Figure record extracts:
------------------------------------------------

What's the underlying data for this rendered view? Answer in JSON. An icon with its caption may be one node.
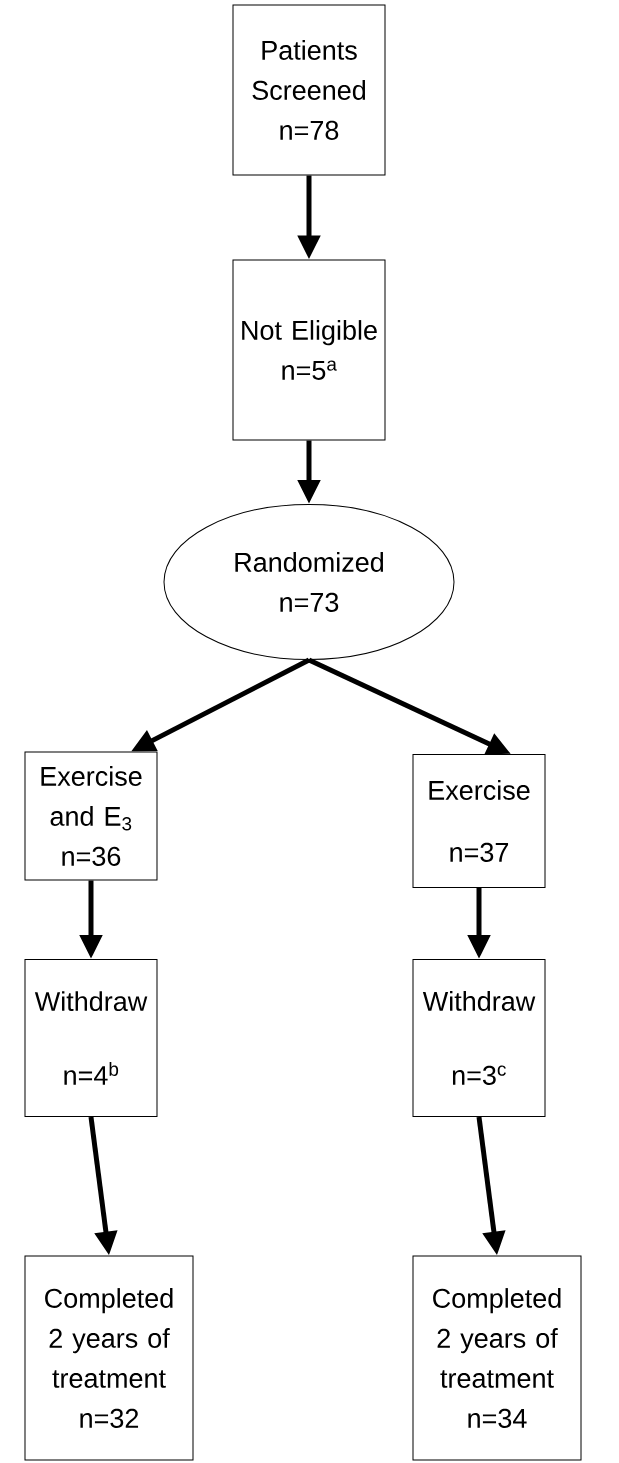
{
  "diagram": {
    "nodes": [
      {
        "text": [
          "Patients Screened",
          "n=78"
        ]
      },
      {
        "text": [
          "Not Eligible",
          "n=5$^{a}$"
        ]
      },
      {
        "text": [
          "Randomized",
          "n=73"
        ]
      },
      {
        "text": [
          "Exercise and E$_{3}$",
          "n=36"
        ]
      },
      {
        "text": [
          "Exercise",
          "n=37"
        ]
      },
      {
        "text": [
          "Withdraw",
          "n=4$^{b}$"
        ]
      },
      {
        "text": [
          "Withdraw",
          "n=3$^{c}$"
        ]
      },
      {
        "text": [
          "Completed 2 years of treatment",
          "n=32"
        ]
      },
      {
        "text": [
          "Completed 2 years of treatment",
          "n=34"
        ]
      }
    ],
    "edges": [
      {
        "from": 0,
        "to": 1,
        "arrow": "to"
      },
      {
        "from": 1,
        "to": 2,
        "arrow": "to"
      },
      {
        "from": 2,
        "to": 3,
        "arrow": "to"
      },
      {
        "from": 2,
        "to": 4,
        "arrow": "to"
      },
      {
        "from": 3,
        "to": 5,
        "arrow": "to"
      },
      {
        "from": 4,
        "to": 6,
        "arrow": "to"
      },
      {
        "from": 5,
        "to": 7,
        "arrow": "to"
      },
      {
        "from": 6,
        "to": 8,
        "arrow": "to"
      }
    ]
  }
}
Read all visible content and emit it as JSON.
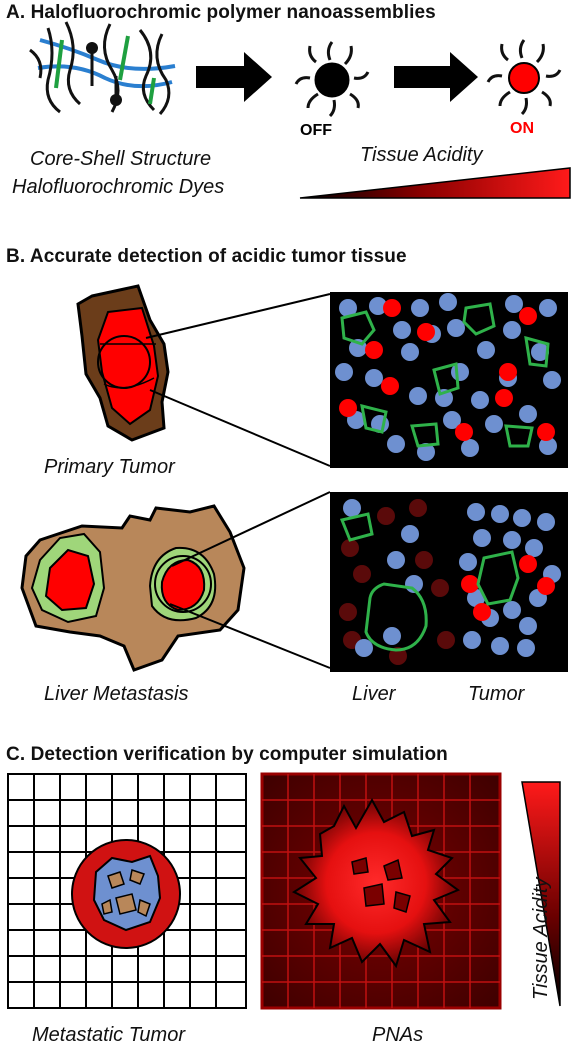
{
  "panel_a": {
    "heading": "A. Halofluorochromic polymer nanoassemblies",
    "label_off": "OFF",
    "label_on": "ON",
    "caption_line1": "Core-Shell Structure",
    "caption_line2": "Halofluorochromic Dyes",
    "acidity_label": "Tissue Acidity"
  },
  "panel_b": {
    "heading": "B. Accurate detection of acidic tumor tissue",
    "primary_label": "Primary Tumor",
    "liver_met_label": "Liver Metastasis",
    "liver_label": "Liver",
    "tumor_label": "Tumor"
  },
  "panel_c": {
    "heading": "C. Detection verification by computer simulation",
    "metastatic_label": "Metastatic Tumor",
    "pnas_label": "PNAs",
    "acidity_label": "Tissue Acidity"
  },
  "colors": {
    "red": "#ff0000",
    "blue_cell": "#6e90d0",
    "green_outline": "#2fb24a",
    "dark_red_cell": "#5a0a0a",
    "liver_brown": "#b8875a",
    "tumor_brown": "#6b3d1a",
    "light_green": "#9fd67a",
    "polymer_blue": "#2a7fd0"
  }
}
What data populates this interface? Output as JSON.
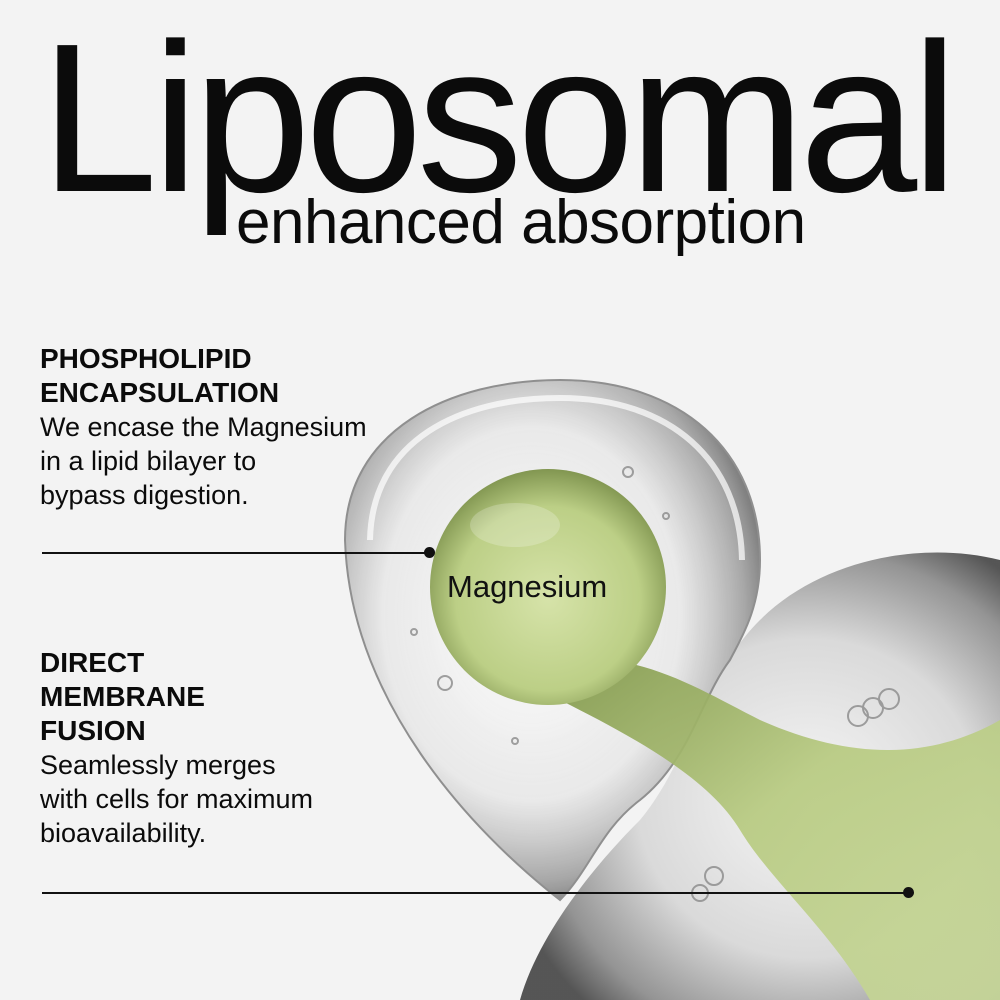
{
  "heading": {
    "title": "Liposomal",
    "subtitle": "enhanced absorption"
  },
  "features": [
    {
      "title": "PHOSPHOLIPID\nENCAPSULATION",
      "body": "We encase the Magnesium\nin a lipid bilayer to\nbypass digestion."
    },
    {
      "title": "DIRECT\nMEMBRANE\nFUSION",
      "body": "Seamlessly merges\nwith cells for maximum\nbioavailability."
    }
  ],
  "illustration": {
    "core_label": "Magnesium",
    "colors": {
      "background": "#f3f3f3",
      "shell": "#9a9a9a",
      "core": "#c7d89a",
      "core_dark": "#7f9648"
    }
  }
}
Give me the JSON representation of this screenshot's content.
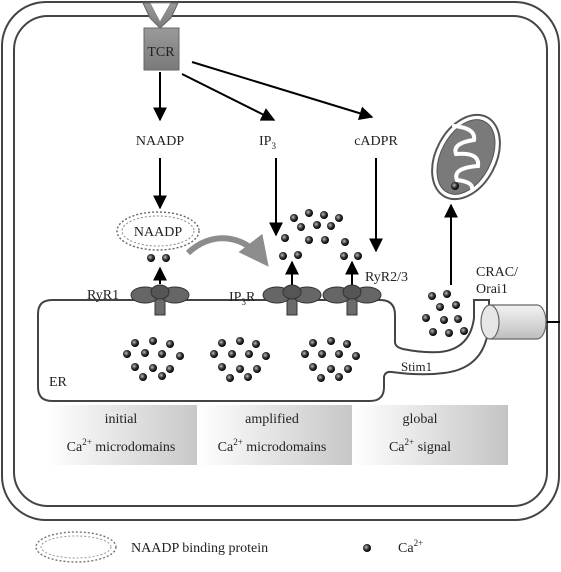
{
  "receptor": {
    "tcr": "TCR"
  },
  "messengers": {
    "naadp": "NAADP",
    "ip3_base": "IP",
    "ip3_sub": "3",
    "cadpr": "cADPR"
  },
  "binding_protein_label": "NAADP",
  "channels": {
    "ryr1": "RyR1",
    "ip3r_base": "IP",
    "ip3r_sub": "3",
    "ip3r_suffix": "R",
    "ryr23": "RyR2/3"
  },
  "er_label": "ER",
  "stim1_label": "Stim1",
  "crac": {
    "line1": "CRAC/",
    "line2": "Orai1"
  },
  "stages": [
    {
      "line1": "initial",
      "ca": "Ca",
      "sup": "2+",
      "rest": " microdomains"
    },
    {
      "line1": "amplified",
      "ca": "Ca",
      "sup": "2+",
      "rest": " microdomains"
    },
    {
      "line1": "global",
      "ca": "Ca",
      "sup": "2+",
      "rest": " signal"
    }
  ],
  "legend": {
    "binding_protein": "NAADP binding protein",
    "ca_base": "Ca",
    "ca_sup": "2+"
  },
  "colors": {
    "cell_stroke": "#444444",
    "tcr_gray": "#8a8a8a",
    "receptor_fill": "#666666",
    "mito_fill": "#7a7a7a",
    "stage_gradient_dark": "#c8c8c8",
    "curved_arrow": "#8c8c8c"
  }
}
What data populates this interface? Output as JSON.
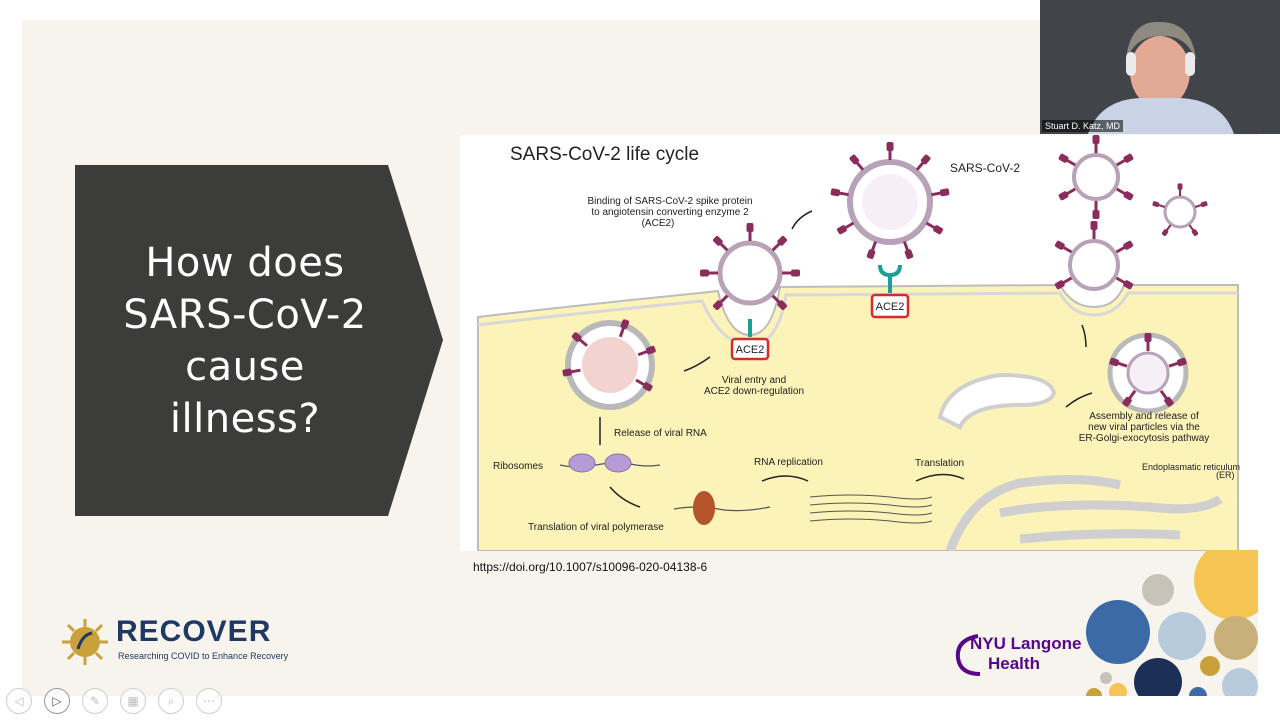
{
  "slide": {
    "title": "How does SARS-CoV-2 cause illness?",
    "doi_link": "https://doi.org/10.1007/s10096-020-04138-6"
  },
  "figure": {
    "heading": "SARS-CoV-2 life cycle",
    "virus_label": "SARS-CoV-2",
    "binding_label_1": "Binding of SARS-CoV-2 spike protein",
    "binding_label_2": "to angiotensin converting enzyme 2",
    "binding_label_3": "(ACE2)",
    "ace2_receptor_label": "ACE2",
    "ace2_pit_label": "ACE2",
    "entry_label_1": "Viral entry and",
    "entry_label_2": "ACE2 down-regulation",
    "release_label": "Release of viral RNA",
    "ribosomes_label": "Ribosomes",
    "polymerase_label": "Translation of viral polymerase",
    "rna_replication_label": "RNA replication",
    "translation_label": "Translation",
    "er_label_1": "Endoplasmatic reticulum",
    "er_label_2": "(ER)",
    "assembly_label_1": "Assembly and release of",
    "assembly_label_2": "new viral particles via the",
    "assembly_label_3": "ER-Golgi-exocytosis pathway"
  },
  "logos": {
    "recover_wordmark": "RECOVER",
    "recover_tagline": "Researching COVID to Enhance Recovery",
    "nyu_line1": "NYU Langone",
    "nyu_line2": "Health"
  },
  "webcam": {
    "participant_name": "Stuart D. Katz, MD"
  },
  "toolbar": {
    "prev_glyph": "◁",
    "play_glyph": "▷",
    "pen_glyph": "✎",
    "slides_glyph": "▦",
    "zoom_glyph": "⌕",
    "more_glyph": "⋯"
  },
  "colors": {
    "title_panel": "#3c3c3b",
    "slide_bg": "#f7f4ee",
    "cell_fill": "#fbf3b8",
    "virus_spike": "#8a2d5c",
    "ace2_red": "#d62b2b",
    "ace2_teal": "#1f9e96",
    "recover_navy": "#1f3864",
    "recover_gold": "#c9a13b",
    "nyu_purple": "#57068c"
  }
}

------------------------------------------------

- _REQUIREMENT_: If a line of the entries contains the string "from", it counts; report how many such lines there are, as a bare number.

- _ANSWER TO THIS PROBLEM_: 8